» **Exercise aim**: Show every line of the material below that contains the string "Shale", copying each line in full. Case counts.

» **Input**:
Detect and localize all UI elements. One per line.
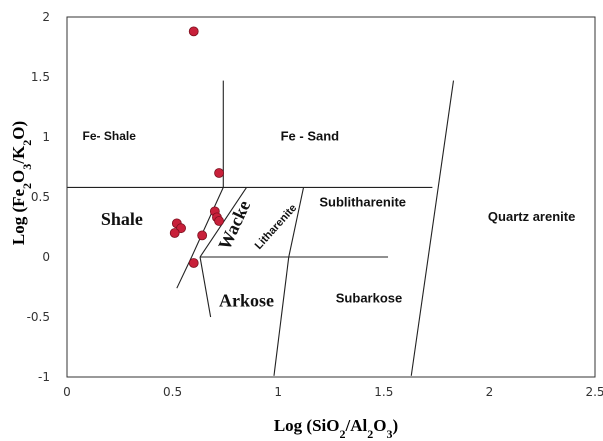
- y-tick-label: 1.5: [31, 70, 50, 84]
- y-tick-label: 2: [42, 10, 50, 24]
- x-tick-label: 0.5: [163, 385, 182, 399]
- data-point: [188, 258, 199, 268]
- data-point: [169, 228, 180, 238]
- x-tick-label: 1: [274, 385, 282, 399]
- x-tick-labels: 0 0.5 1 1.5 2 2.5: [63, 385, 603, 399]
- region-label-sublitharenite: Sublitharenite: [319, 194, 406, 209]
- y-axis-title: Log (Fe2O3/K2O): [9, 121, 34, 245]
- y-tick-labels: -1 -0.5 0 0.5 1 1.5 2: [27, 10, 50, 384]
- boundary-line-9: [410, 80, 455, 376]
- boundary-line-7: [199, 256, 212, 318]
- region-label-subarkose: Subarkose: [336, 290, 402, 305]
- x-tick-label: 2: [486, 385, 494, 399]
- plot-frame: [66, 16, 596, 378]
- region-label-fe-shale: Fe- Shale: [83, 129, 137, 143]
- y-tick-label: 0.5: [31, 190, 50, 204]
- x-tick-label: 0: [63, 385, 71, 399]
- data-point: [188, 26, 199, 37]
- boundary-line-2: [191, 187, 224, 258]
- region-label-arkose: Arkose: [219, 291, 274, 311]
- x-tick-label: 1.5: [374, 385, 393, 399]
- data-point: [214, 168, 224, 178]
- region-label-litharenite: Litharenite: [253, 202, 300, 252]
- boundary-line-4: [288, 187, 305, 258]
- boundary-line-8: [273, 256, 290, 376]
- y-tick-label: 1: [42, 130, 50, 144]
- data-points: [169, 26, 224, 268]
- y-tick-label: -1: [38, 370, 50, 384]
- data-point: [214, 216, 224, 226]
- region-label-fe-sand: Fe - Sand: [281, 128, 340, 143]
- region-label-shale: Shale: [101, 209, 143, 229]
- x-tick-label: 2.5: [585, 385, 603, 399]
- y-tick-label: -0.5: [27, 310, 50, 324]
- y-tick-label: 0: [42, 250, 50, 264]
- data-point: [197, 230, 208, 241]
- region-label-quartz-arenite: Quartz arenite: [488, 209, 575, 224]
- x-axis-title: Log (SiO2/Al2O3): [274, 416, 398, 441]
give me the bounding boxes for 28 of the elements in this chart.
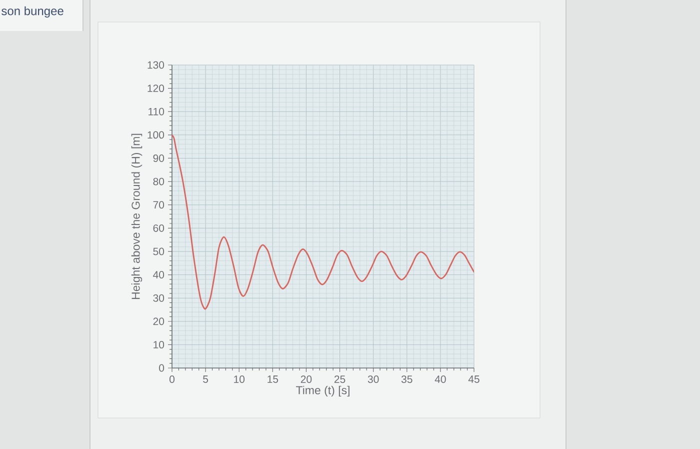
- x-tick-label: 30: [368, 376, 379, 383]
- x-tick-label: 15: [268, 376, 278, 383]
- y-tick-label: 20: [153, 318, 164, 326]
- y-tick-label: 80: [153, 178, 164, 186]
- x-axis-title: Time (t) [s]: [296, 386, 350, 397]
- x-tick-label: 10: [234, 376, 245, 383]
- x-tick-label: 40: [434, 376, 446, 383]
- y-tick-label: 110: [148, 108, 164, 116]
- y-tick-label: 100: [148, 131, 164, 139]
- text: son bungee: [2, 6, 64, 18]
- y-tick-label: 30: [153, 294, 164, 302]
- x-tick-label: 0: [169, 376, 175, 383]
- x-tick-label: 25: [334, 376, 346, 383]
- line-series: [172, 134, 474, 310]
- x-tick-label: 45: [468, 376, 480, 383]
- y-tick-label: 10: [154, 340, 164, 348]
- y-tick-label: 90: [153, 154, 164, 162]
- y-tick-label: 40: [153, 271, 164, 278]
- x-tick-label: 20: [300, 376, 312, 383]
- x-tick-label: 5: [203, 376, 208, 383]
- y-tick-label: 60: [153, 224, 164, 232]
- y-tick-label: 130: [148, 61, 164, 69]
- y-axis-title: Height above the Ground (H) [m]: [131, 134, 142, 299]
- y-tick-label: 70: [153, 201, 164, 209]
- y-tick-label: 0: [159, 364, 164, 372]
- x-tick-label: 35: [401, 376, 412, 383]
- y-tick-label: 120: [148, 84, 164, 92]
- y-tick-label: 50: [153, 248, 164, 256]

==

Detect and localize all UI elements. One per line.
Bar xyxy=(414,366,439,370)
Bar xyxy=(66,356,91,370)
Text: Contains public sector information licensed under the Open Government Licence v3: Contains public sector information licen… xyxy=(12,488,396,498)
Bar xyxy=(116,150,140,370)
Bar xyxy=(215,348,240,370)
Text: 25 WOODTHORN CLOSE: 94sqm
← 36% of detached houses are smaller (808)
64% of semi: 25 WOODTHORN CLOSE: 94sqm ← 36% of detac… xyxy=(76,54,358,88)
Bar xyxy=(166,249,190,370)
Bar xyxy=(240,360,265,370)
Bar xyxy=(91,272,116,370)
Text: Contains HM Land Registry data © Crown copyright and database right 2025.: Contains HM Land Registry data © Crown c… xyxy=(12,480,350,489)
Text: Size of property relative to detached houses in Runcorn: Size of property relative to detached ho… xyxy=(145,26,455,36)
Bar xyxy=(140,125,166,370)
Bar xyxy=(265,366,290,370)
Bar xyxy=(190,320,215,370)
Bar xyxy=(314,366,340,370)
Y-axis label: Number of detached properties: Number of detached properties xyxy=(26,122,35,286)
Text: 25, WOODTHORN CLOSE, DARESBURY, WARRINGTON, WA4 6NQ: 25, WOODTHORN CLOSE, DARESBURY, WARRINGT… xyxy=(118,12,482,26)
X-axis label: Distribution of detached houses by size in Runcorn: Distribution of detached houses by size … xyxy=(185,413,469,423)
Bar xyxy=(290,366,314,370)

...

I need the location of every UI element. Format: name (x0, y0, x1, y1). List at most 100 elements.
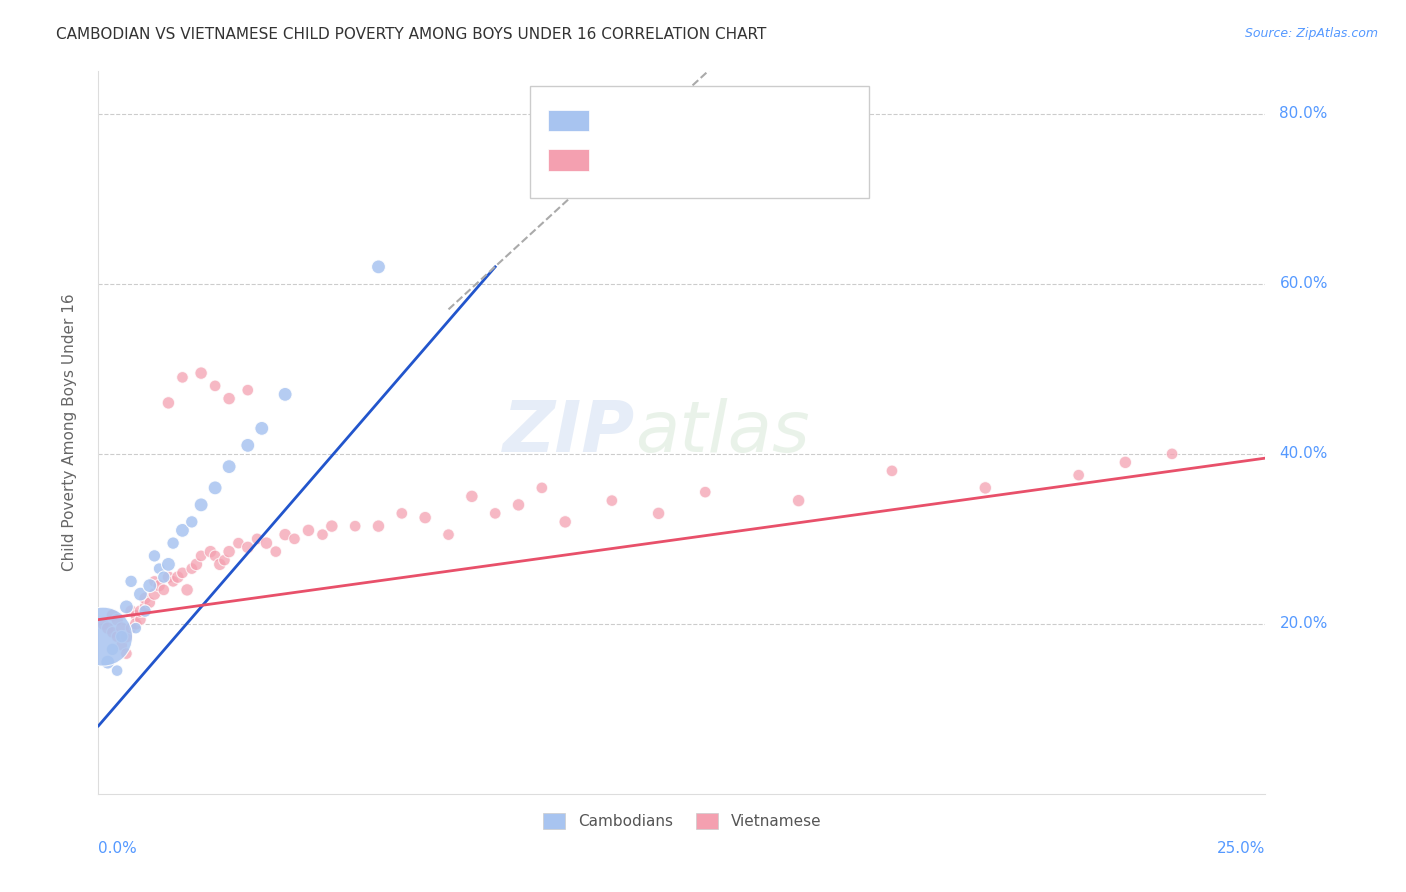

» **Written response**:
- region-label-fe-shale: Fe- Shale: [83, 129, 137, 143]
- region-label-shale: Shale: [101, 209, 143, 229]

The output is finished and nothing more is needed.